**Aim of the exercise**
Search the records for the word "grid" and report each line that has it.

Data items
'''

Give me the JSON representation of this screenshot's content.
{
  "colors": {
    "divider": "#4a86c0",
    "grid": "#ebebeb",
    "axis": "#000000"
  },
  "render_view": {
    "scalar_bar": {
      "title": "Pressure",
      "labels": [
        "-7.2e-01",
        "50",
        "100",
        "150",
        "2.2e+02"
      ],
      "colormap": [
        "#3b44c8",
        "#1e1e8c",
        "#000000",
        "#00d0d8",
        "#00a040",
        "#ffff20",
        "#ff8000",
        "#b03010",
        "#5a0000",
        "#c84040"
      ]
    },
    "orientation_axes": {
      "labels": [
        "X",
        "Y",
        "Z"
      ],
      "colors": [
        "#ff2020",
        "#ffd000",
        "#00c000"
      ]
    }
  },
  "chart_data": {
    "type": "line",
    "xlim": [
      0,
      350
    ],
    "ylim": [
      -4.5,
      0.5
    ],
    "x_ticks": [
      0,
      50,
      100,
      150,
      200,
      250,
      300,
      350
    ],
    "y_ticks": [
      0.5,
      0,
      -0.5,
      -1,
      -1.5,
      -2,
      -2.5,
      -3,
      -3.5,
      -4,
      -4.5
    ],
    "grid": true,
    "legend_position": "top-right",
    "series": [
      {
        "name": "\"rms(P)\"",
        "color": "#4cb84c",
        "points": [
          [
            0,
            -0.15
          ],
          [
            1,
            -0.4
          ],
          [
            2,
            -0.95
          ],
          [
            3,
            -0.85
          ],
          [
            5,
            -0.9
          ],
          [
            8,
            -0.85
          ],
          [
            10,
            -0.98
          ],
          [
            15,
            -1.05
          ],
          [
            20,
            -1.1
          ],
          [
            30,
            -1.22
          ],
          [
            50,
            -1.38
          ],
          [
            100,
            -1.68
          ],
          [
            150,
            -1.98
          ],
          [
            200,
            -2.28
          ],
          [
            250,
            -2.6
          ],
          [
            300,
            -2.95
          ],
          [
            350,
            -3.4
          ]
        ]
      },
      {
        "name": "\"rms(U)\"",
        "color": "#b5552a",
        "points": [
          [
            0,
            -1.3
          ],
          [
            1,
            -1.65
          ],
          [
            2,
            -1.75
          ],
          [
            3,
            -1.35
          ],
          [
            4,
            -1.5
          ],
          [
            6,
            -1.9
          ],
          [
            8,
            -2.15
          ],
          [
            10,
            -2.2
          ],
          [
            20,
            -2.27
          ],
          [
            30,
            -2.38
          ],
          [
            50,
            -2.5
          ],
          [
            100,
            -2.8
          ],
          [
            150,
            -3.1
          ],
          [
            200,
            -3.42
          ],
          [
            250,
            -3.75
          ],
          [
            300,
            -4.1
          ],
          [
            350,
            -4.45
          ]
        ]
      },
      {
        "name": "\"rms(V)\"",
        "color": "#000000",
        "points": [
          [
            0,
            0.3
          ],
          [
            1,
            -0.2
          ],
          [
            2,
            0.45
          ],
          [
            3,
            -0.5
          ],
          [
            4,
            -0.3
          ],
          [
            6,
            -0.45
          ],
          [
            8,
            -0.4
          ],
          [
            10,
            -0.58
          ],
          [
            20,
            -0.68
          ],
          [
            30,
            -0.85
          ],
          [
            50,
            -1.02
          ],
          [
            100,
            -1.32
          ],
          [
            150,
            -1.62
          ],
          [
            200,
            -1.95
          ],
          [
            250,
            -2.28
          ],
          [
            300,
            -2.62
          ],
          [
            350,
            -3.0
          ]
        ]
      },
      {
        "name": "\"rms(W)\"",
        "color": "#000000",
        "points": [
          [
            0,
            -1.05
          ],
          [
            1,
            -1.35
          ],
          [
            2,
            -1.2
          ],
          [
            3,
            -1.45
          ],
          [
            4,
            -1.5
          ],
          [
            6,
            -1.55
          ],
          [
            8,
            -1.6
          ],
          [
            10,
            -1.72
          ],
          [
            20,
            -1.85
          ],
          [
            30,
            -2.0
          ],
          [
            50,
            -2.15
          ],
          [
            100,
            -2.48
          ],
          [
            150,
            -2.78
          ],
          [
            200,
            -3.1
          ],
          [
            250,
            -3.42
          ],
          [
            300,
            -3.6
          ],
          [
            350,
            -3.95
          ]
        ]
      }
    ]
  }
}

'''
'''

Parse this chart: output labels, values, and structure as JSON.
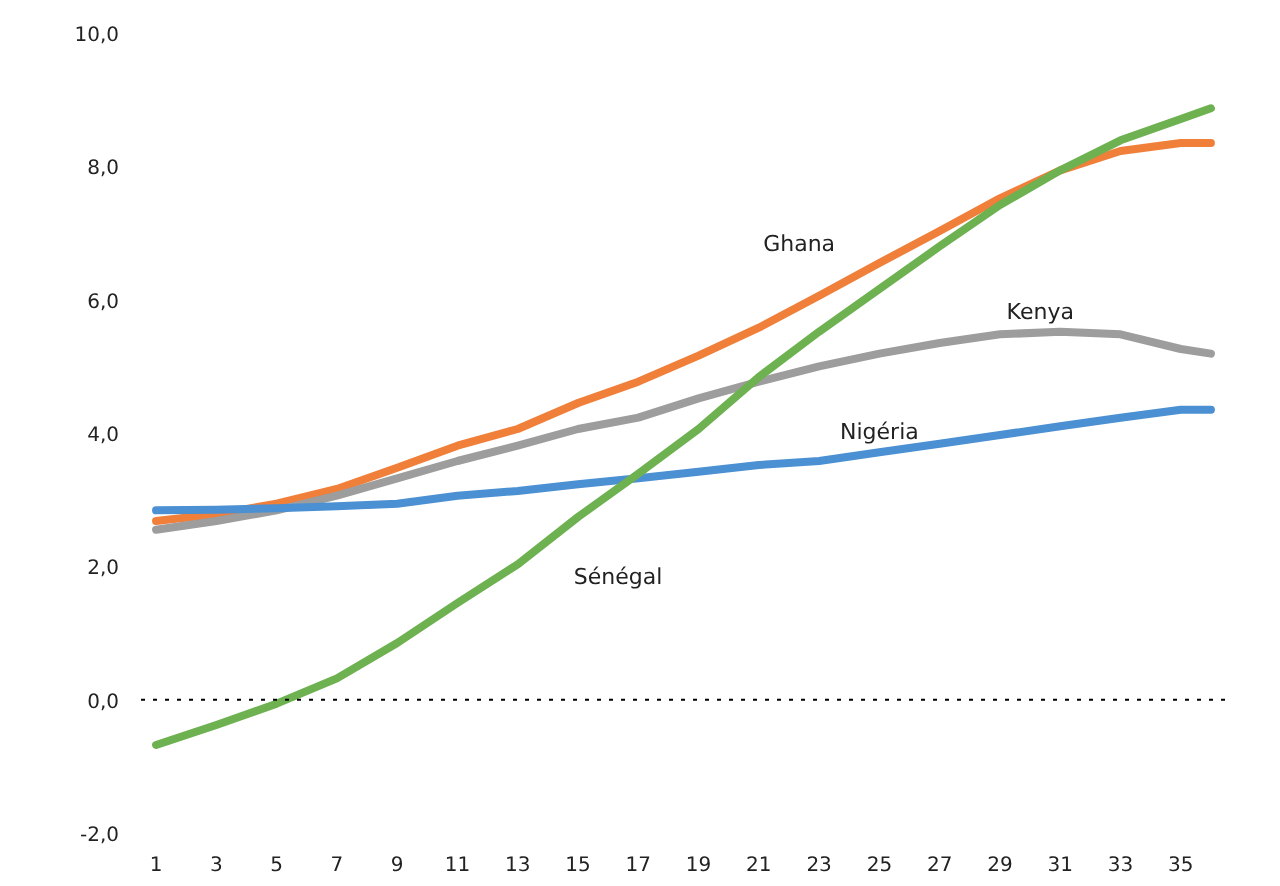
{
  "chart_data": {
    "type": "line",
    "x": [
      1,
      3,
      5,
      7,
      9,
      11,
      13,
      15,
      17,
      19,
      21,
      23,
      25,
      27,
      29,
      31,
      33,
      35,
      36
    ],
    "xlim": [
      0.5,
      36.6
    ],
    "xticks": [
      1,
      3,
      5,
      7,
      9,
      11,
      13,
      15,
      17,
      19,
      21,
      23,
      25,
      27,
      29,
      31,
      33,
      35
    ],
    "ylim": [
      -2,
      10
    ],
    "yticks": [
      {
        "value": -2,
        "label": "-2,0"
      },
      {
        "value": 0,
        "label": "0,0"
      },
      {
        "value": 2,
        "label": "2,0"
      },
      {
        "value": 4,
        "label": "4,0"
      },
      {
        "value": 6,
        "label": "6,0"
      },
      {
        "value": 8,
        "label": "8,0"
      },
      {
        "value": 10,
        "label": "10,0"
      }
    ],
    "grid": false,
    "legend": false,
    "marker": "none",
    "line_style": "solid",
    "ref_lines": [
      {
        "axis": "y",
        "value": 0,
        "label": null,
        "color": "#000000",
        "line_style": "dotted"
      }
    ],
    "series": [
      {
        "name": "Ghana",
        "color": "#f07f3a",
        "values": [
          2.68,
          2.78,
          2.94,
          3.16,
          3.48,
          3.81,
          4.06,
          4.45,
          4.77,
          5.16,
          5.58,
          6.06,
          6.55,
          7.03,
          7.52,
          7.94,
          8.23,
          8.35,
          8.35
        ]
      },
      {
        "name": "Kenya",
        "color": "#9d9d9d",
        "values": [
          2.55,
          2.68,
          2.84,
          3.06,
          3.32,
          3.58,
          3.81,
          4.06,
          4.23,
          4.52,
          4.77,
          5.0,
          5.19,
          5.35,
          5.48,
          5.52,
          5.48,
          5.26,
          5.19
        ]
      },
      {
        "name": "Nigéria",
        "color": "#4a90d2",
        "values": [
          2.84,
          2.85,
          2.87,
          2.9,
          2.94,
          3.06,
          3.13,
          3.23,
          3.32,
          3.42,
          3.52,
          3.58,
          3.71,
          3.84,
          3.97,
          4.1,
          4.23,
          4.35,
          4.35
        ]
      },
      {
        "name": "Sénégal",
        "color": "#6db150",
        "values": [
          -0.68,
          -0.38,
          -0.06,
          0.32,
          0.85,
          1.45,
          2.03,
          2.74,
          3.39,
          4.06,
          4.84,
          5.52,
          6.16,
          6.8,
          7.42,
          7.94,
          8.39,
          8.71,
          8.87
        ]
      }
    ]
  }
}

'''
'''

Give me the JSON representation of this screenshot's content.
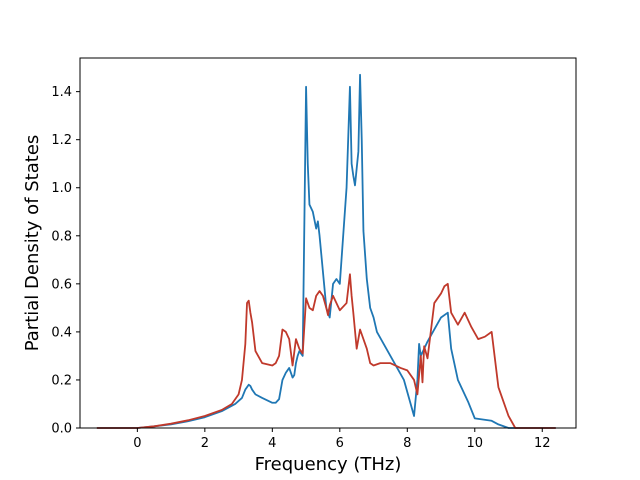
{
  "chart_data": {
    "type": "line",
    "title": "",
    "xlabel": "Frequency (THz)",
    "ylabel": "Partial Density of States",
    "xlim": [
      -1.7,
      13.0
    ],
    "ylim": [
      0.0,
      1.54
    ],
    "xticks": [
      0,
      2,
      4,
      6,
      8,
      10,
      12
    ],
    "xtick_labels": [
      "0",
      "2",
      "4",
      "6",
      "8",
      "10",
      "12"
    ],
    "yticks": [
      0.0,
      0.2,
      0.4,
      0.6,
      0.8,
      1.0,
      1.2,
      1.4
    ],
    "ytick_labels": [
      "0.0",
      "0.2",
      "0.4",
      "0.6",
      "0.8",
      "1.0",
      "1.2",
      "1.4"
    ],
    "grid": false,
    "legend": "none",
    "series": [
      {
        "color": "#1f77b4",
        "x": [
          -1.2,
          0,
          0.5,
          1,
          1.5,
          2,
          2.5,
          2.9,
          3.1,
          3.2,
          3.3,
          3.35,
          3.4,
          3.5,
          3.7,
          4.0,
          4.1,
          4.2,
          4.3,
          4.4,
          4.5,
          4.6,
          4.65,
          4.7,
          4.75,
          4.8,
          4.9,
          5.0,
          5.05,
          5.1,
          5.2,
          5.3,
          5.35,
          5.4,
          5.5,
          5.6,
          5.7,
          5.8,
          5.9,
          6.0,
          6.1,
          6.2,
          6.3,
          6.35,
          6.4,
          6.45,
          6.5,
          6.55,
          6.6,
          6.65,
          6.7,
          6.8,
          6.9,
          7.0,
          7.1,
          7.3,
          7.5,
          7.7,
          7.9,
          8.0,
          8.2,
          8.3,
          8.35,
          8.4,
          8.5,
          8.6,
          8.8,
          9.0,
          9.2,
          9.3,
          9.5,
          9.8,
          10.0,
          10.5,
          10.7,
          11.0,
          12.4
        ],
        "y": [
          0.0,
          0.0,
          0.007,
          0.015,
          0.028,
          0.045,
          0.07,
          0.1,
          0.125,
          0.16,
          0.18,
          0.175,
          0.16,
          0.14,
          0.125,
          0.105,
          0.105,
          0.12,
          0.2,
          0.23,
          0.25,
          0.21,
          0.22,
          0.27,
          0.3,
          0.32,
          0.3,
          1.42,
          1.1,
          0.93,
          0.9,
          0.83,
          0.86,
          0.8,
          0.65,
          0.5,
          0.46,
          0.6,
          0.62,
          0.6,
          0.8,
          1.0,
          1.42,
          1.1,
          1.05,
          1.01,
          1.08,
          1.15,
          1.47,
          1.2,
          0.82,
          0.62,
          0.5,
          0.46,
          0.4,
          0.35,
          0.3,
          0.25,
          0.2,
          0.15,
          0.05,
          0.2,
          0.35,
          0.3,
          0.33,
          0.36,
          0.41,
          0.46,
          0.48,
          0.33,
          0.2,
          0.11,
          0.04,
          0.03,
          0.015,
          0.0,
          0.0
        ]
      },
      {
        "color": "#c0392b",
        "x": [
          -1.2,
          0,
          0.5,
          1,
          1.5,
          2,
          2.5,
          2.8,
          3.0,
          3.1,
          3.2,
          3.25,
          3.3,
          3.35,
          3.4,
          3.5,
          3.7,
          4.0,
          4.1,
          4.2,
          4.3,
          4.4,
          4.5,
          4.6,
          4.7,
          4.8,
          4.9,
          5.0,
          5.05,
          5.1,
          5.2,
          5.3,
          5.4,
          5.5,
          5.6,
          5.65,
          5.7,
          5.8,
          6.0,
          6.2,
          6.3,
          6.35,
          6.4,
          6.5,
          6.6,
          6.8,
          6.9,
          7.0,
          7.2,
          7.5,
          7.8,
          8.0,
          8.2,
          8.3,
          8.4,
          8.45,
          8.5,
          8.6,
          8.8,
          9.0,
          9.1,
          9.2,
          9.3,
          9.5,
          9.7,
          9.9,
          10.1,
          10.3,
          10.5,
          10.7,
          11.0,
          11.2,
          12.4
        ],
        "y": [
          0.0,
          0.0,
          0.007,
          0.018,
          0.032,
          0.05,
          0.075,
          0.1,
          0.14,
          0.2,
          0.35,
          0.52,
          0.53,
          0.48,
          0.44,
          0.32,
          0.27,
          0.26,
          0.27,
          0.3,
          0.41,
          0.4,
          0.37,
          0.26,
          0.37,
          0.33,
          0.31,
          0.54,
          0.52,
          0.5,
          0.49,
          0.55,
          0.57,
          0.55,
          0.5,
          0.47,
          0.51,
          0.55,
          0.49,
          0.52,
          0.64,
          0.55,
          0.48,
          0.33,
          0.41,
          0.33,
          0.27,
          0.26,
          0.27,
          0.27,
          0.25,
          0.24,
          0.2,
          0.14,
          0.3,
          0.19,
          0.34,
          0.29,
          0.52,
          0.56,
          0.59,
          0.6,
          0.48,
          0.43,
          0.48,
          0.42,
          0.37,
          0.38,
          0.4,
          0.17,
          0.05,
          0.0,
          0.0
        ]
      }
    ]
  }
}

'''

**Solution**
    "grid": "#ebebeb",
    "grid": true,
    "grid": false,
    "grid": false,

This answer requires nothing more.